- What you are asked to do: Write out all of the lines below, exactly and completely.

+++

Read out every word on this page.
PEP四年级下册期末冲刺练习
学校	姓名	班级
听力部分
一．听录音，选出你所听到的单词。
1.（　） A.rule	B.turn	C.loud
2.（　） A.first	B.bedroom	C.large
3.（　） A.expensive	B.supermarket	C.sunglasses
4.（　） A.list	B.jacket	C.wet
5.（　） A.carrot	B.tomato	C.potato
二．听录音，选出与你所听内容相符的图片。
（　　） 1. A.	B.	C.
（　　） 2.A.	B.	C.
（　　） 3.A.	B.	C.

+++

- Written answer:
Read out every word on this page.
PEP四年级下册期末冲刺练习
学校	姓名	班级
听力部分
一．听录音，选出你所听到的单词。
1.（　） A.rule	B.turn	C.loud
2.（　） A.first	B.bedroom	C.large
3.（　） A.expensive	B.supermarket	C.sunglasses
4.（　） A.list	B.jacket	C.wet
5.（　） A.carrot	B.tomato	C.potato
二．听录音，选出与你所听内容相符的图片。
（　　） 1. A.	B.	C.
（　　） 2.A.	B.	C.
（　　） 3.A.	B.	C.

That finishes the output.